• _Extrait présenté_:
=-=-=-=-=
En augmentant le nombre et la taille de nos exploitations et avec le recyclage, d’ici 2050, nous pourrions atteindre un niveau d’autosuffisance très élevé. Mais si nous voulons atteindre cet objectif, nous devons commencer à agir dès maintenant.
Nous devons être réalistes, l’Europe n’a pas les mêmes ressources que l’Amérique du Sud, l’Afrique ou le Canada, par exemple. Ces pays possèdent plus de métaux dans le sol et ils sont de meilleure qualité. Nous n’avons pas tous les produits de base, nous devrons nécessairement importer.
Néanmoins, l’Europe a un certain potentiel minier. Et donc même s’il est limité, nous pouvons l’extraire. Nous pourrions fournir 55 % de la demande européenne en lithium d’ici à 2030. Pour les terres rares, ce pourrait aller jusqu’à 80 %. En revanche, sur l’aluminium, ce serait plus compliqué.
=-=-=-=-=
• _Matériel recueilli_:
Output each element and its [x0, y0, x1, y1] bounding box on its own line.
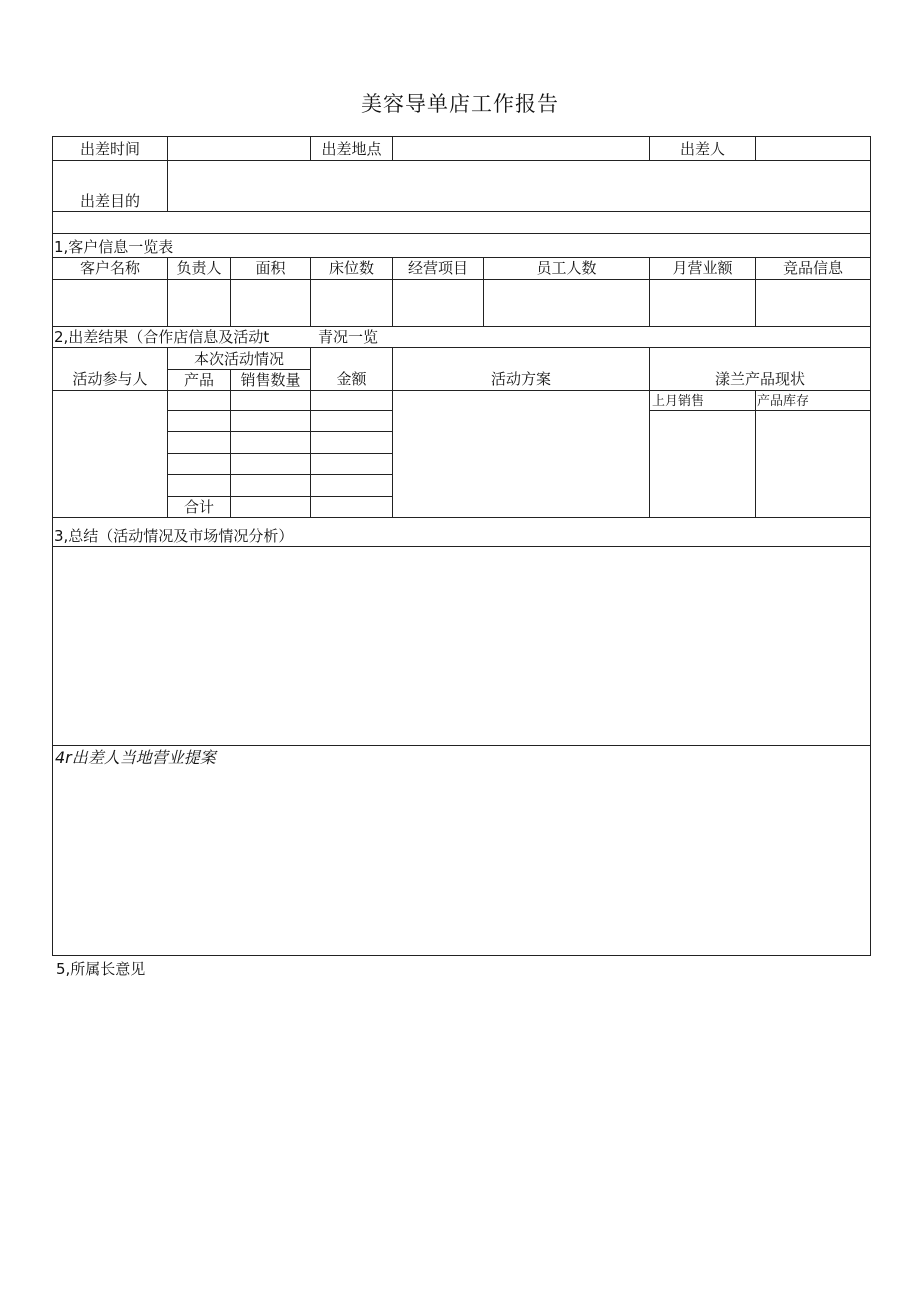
=-=-=-=-=
• _Consignes_:
(1) Recopiez, dans l'extrait sur l'autosuffisance minière de l'Europe, le passage allant de « En augmentant le » jusqu'à « devrons nécessairement importer. » inclus.
(2) Reprenez le texte sur le potentiel minier européen à la suite de sa dernière phrase et poursuivez-le.

• _Résultats par tâche_:
(1)
En augmentant le nombre et la taille de nos exploitations et avec le recyclage, d’ici 2050, nous pourrions atteindre un niveau d’autosuffisance très élevé. Mais si nous voulons atteindre cet objectif, nous devons commencer à agir dès maintenant.
Nous devons être réalistes, l’Europe n’a pas les mêmes ressources que l’Amérique du Sud, l’Afrique ou le Canada, par exemple. Ces pays possèdent plus de métaux dans le sol et ils sont de meilleure qualité. Nous n’avons pas tous les produits de base, nous devrons nécessairement importer.

(2)
Le rôle du recyclage est aussi majeur : entre 40 et 75 % de nos besoins pourraient être couverts en recyclant les métaux. Pour le lithium, nous avons calculé que 75 % pouvaient être recyclés. Résultat, si vous exploitez par exemple les 25 % restants avec vos mines, vous êtes autosuffisants.
Nous ne pouvons pas être totalement indépendants sur tous les minerais, mais nous pourrions l’être beaucoup plus qu’aujourd’hui. Et pour certaines matières premières, nous pourrions vraiment être compétitifs.